[START INPUT ROWS]
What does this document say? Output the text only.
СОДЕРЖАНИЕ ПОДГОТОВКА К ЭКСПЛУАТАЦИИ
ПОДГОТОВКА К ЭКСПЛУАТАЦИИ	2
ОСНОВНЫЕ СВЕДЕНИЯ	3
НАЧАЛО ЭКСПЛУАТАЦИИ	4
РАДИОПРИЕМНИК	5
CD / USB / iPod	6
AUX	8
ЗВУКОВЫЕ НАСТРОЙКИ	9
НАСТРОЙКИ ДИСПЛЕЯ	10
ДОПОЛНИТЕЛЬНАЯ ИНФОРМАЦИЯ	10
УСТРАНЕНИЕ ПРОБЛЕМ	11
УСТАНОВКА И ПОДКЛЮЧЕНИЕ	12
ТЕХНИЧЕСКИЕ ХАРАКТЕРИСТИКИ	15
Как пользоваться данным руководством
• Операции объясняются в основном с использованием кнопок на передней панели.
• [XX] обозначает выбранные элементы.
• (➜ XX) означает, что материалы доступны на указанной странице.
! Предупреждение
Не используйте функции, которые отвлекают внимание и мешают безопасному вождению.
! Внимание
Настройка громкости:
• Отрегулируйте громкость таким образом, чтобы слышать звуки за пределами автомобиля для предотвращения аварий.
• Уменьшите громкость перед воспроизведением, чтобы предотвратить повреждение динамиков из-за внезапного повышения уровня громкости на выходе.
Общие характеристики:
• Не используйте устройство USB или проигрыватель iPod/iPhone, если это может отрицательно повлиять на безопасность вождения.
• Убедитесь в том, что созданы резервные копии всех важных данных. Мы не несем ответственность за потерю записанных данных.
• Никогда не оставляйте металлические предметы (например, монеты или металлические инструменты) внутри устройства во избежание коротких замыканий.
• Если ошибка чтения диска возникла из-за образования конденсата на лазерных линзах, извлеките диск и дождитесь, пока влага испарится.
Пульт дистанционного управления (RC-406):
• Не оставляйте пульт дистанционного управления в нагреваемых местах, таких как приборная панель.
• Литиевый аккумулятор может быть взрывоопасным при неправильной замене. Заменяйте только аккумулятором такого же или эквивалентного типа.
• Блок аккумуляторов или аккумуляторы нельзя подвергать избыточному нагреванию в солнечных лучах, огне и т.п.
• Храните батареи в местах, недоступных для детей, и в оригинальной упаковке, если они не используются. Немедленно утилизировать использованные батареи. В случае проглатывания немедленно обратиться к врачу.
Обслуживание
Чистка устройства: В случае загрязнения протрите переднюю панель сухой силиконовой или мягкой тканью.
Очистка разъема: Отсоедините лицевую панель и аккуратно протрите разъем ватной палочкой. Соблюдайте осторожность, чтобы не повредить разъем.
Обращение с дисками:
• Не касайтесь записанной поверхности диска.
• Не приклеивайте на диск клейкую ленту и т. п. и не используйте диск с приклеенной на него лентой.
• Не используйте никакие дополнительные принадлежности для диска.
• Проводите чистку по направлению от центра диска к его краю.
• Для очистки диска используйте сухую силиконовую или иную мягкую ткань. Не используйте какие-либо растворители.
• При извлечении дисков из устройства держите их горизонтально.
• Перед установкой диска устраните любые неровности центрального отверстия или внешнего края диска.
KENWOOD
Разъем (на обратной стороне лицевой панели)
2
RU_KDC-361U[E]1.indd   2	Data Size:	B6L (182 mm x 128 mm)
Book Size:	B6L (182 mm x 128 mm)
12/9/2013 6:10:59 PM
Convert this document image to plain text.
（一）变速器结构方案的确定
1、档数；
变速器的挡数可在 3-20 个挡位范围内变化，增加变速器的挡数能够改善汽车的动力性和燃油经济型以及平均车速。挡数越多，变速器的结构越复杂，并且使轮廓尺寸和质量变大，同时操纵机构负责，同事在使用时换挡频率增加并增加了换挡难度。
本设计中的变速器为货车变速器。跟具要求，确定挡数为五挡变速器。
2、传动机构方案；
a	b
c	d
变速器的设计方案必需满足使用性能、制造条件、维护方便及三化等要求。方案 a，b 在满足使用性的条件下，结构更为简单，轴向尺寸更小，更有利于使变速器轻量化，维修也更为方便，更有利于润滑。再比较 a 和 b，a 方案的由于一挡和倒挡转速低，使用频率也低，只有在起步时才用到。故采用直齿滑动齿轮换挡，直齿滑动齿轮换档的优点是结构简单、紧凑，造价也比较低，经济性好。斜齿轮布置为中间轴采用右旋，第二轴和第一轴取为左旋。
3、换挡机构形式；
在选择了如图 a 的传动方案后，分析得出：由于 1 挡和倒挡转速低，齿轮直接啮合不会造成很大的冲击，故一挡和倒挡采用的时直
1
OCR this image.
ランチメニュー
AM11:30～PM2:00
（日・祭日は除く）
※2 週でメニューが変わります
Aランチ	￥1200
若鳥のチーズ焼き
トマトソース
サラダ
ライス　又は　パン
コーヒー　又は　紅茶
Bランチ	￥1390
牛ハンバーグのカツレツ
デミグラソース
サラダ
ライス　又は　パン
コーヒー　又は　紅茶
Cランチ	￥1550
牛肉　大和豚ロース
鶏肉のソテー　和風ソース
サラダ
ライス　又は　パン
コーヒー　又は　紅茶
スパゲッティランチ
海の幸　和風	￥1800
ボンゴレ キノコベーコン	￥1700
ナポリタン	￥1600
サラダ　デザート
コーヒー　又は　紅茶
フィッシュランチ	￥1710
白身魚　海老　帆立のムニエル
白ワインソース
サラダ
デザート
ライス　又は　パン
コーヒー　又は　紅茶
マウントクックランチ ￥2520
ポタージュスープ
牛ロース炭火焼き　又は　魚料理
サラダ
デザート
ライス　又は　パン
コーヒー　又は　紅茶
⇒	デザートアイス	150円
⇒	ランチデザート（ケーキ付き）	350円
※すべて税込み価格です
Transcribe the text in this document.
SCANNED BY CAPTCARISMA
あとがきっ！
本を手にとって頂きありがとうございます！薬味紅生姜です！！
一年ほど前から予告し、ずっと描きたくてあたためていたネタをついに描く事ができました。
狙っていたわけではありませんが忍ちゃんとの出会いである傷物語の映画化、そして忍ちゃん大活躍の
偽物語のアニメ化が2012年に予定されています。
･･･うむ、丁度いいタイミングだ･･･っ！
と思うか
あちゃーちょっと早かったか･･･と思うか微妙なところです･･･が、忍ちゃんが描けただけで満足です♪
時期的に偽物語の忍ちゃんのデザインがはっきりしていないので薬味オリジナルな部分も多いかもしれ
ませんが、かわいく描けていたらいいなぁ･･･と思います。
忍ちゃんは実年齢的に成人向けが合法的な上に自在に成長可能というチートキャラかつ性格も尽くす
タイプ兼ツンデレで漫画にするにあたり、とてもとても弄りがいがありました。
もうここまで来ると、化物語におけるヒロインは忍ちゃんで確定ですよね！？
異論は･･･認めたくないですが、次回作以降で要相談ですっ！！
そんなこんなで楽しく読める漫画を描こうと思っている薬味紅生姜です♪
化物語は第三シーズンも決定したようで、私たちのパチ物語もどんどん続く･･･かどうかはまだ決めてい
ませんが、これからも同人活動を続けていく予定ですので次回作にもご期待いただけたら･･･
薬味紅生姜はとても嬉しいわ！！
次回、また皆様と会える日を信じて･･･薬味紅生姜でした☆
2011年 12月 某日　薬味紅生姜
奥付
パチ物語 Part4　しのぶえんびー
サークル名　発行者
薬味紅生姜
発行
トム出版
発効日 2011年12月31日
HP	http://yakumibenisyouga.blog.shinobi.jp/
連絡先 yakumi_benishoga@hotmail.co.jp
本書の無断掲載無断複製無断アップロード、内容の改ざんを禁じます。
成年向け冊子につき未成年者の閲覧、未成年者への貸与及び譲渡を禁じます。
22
[END INPUT ROWS]
REQUIRED TASK —
Collect the lines that hold "document".

TASK OUTPUT —
What does this document say? Output the text only.
Convert this document image to plain text.
Transcribe the text in this document.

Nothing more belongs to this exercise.